» Information provided:

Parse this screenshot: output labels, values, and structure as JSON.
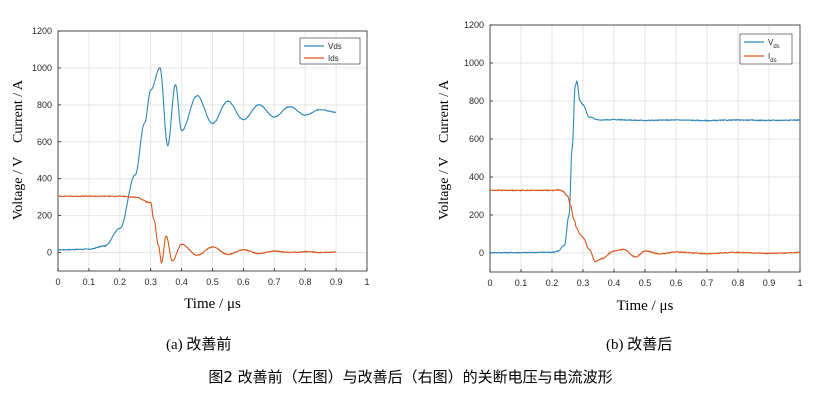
{
  "colors": {
    "vds": "#2E86B8",
    "ids": "#D9541A",
    "grid": "#e6e6e6",
    "axis": "#262626"
  },
  "chart_data": [
    {
      "type": "line",
      "ylabel": "Voltage / V    Current / A",
      "xlabel": "Time / μs",
      "xlim": [
        0,
        1
      ],
      "ylim": [
        -100,
        1200
      ],
      "xticks": [
        "0",
        "0.1",
        "0.2",
        "0.3",
        "0.4",
        "0.5",
        "0.6",
        "0.7",
        "0.8",
        "0.9",
        "1"
      ],
      "yticks": [
        "0",
        "200",
        "400",
        "600",
        "800",
        "1000",
        "1200"
      ],
      "grid": true,
      "legend_position": "top-right",
      "series": [
        {
          "name": "Vds",
          "color": "#2E86B8",
          "x": [
            0,
            0.1,
            0.15,
            0.2,
            0.25,
            0.28,
            0.3,
            0.33,
            0.355,
            0.38,
            0.4,
            0.45,
            0.5,
            0.55,
            0.6,
            0.65,
            0.7,
            0.75,
            0.8,
            0.85,
            0.9
          ],
          "y": [
            15,
            18,
            35,
            130,
            420,
            700,
            880,
            1000,
            580,
            910,
            660,
            850,
            700,
            820,
            720,
            800,
            735,
            790,
            745,
            775,
            760
          ]
        },
        {
          "name": "Ids",
          "color": "#D9541A",
          "x": [
            0,
            0.1,
            0.2,
            0.25,
            0.3,
            0.31,
            0.325,
            0.335,
            0.35,
            0.37,
            0.4,
            0.45,
            0.5,
            0.55,
            0.6,
            0.65,
            0.7,
            0.75,
            0.8,
            0.85,
            0.9
          ],
          "y": [
            305,
            305,
            305,
            300,
            270,
            180,
            40,
            -55,
            90,
            -45,
            45,
            -15,
            30,
            -10,
            15,
            -5,
            8,
            0,
            5,
            0,
            3
          ]
        }
      ]
    },
    {
      "type": "line",
      "ylabel": "Voltage / V    Current / A",
      "xlabel": "Time / μs",
      "xlim": [
        0,
        1
      ],
      "ylim": [
        -100,
        1200
      ],
      "xticks": [
        "0",
        "0.1",
        "0.2",
        "0.3",
        "0.4",
        "0.5",
        "0.6",
        "0.7",
        "0.8",
        "0.9",
        "1"
      ],
      "yticks": [
        "0",
        "200",
        "400",
        "600",
        "800",
        "1000",
        "1200"
      ],
      "grid": true,
      "legend_position": "top-right",
      "series": [
        {
          "name": "V_ds",
          "label_main": "V",
          "label_sub": "ds",
          "color": "#2E86B8",
          "x": [
            0,
            0.1,
            0.2,
            0.22,
            0.24,
            0.255,
            0.265,
            0.275,
            0.28,
            0.29,
            0.3,
            0.32,
            0.35,
            0.4,
            0.5,
            0.6,
            0.7,
            0.8,
            0.9,
            1.0
          ],
          "y": [
            2,
            2,
            4,
            10,
            40,
            200,
            550,
            880,
            905,
            800,
            780,
            715,
            700,
            702,
            698,
            700,
            697,
            700,
            698,
            700
          ]
        },
        {
          "name": "I_ds",
          "label_main": "I",
          "label_sub": "ds",
          "color": "#D9541A",
          "x": [
            0,
            0.1,
            0.2,
            0.22,
            0.235,
            0.25,
            0.26,
            0.27,
            0.28,
            0.29,
            0.3,
            0.32,
            0.34,
            0.36,
            0.4,
            0.43,
            0.47,
            0.5,
            0.55,
            0.6,
            0.7,
            0.8,
            0.9,
            1.0
          ],
          "y": [
            330,
            330,
            330,
            332,
            325,
            300,
            250,
            180,
            130,
            100,
            80,
            20,
            -45,
            -30,
            10,
            20,
            -20,
            10,
            -5,
            5,
            -3,
            3,
            -2,
            2
          ]
        }
      ]
    }
  ],
  "captions": {
    "a": "(a)  改善前",
    "b": "(b)  改善后",
    "figure": "图2    改善前（左图）与改善后（右图）的关断电压与电流波形"
  }
}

» Exercise instructions: Repeat the data exactly in full, omitting its pictures.

» Final result:
Parse this screenshot: output labels, values, and structure as JSON.
{
  "colors": {
    "vds": "#2E86B8",
    "ids": "#D9541A",
    "grid": "#e6e6e6",
    "axis": "#262626"
  },
  "chart_data": [
    {
      "type": "line",
      "ylabel": "Voltage / V    Current / A",
      "xlabel": "Time / μs",
      "xlim": [
        0,
        1
      ],
      "ylim": [
        -100,
        1200
      ],
      "xticks": [
        "0",
        "0.1",
        "0.2",
        "0.3",
        "0.4",
        "0.5",
        "0.6",
        "0.7",
        "0.8",
        "0.9",
        "1"
      ],
      "yticks": [
        "0",
        "200",
        "400",
        "600",
        "800",
        "1000",
        "1200"
      ],
      "grid": true,
      "legend_position": "top-right",
      "series": [
        {
          "name": "Vds",
          "color": "#2E86B8",
          "x": [
            0,
            0.1,
            0.15,
            0.2,
            0.25,
            0.28,
            0.3,
            0.33,
            0.355,
            0.38,
            0.4,
            0.45,
            0.5,
            0.55,
            0.6,
            0.65,
            0.7,
            0.75,
            0.8,
            0.85,
            0.9
          ],
          "y": [
            15,
            18,
            35,
            130,
            420,
            700,
            880,
            1000,
            580,
            910,
            660,
            850,
            700,
            820,
            720,
            800,
            735,
            790,
            745,
            775,
            760
          ]
        },
        {
          "name": "Ids",
          "color": "#D9541A",
          "x": [
            0,
            0.1,
            0.2,
            0.25,
            0.3,
            0.31,
            0.325,
            0.335,
            0.35,
            0.37,
            0.4,
            0.45,
            0.5,
            0.55,
            0.6,
            0.65,
            0.7,
            0.75,
            0.8,
            0.85,
            0.9
          ],
          "y": [
            305,
            305,
            305,
            300,
            270,
            180,
            40,
            -55,
            90,
            -45,
            45,
            -15,
            30,
            -10,
            15,
            -5,
            8,
            0,
            5,
            0,
            3
          ]
        }
      ]
    },
    {
      "type": "line",
      "ylabel": "Voltage / V    Current / A",
      "xlabel": "Time / μs",
      "xlim": [
        0,
        1
      ],
      "ylim": [
        -100,
        1200
      ],
      "xticks": [
        "0",
        "0.1",
        "0.2",
        "0.3",
        "0.4",
        "0.5",
        "0.6",
        "0.7",
        "0.8",
        "0.9",
        "1"
      ],
      "yticks": [
        "0",
        "200",
        "400",
        "600",
        "800",
        "1000",
        "1200"
      ],
      "grid": true,
      "legend_position": "top-right",
      "series": [
        {
          "name": "V_ds",
          "label_main": "V",
          "label_sub": "ds",
          "color": "#2E86B8",
          "x": [
            0,
            0.1,
            0.2,
            0.22,
            0.24,
            0.255,
            0.265,
            0.275,
            0.28,
            0.29,
            0.3,
            0.32,
            0.35,
            0.4,
            0.5,
            0.6,
            0.7,
            0.8,
            0.9,
            1.0
          ],
          "y": [
            2,
            2,
            4,
            10,
            40,
            200,
            550,
            880,
            905,
            800,
            780,
            715,
            700,
            702,
            698,
            700,
            697,
            700,
            698,
            700
          ]
        },
        {
          "name": "I_ds",
          "label_main": "I",
          "label_sub": "ds",
          "color": "#D9541A",
          "x": [
            0,
            0.1,
            0.2,
            0.22,
            0.235,
            0.25,
            0.26,
            0.27,
            0.28,
            0.29,
            0.3,
            0.32,
            0.34,
            0.36,
            0.4,
            0.43,
            0.47,
            0.5,
            0.55,
            0.6,
            0.7,
            0.8,
            0.9,
            1.0
          ],
          "y": [
            330,
            330,
            330,
            332,
            325,
            300,
            250,
            180,
            130,
            100,
            80,
            20,
            -45,
            -30,
            10,
            20,
            -20,
            10,
            -5,
            5,
            -3,
            3,
            -2,
            2
          ]
        }
      ]
    }
  ],
  "captions": {
    "a": "(a)  改善前",
    "b": "(b)  改善后",
    "figure": "图2    改善前（左图）与改善后（右图）的关断电压与电流波形"
  }
}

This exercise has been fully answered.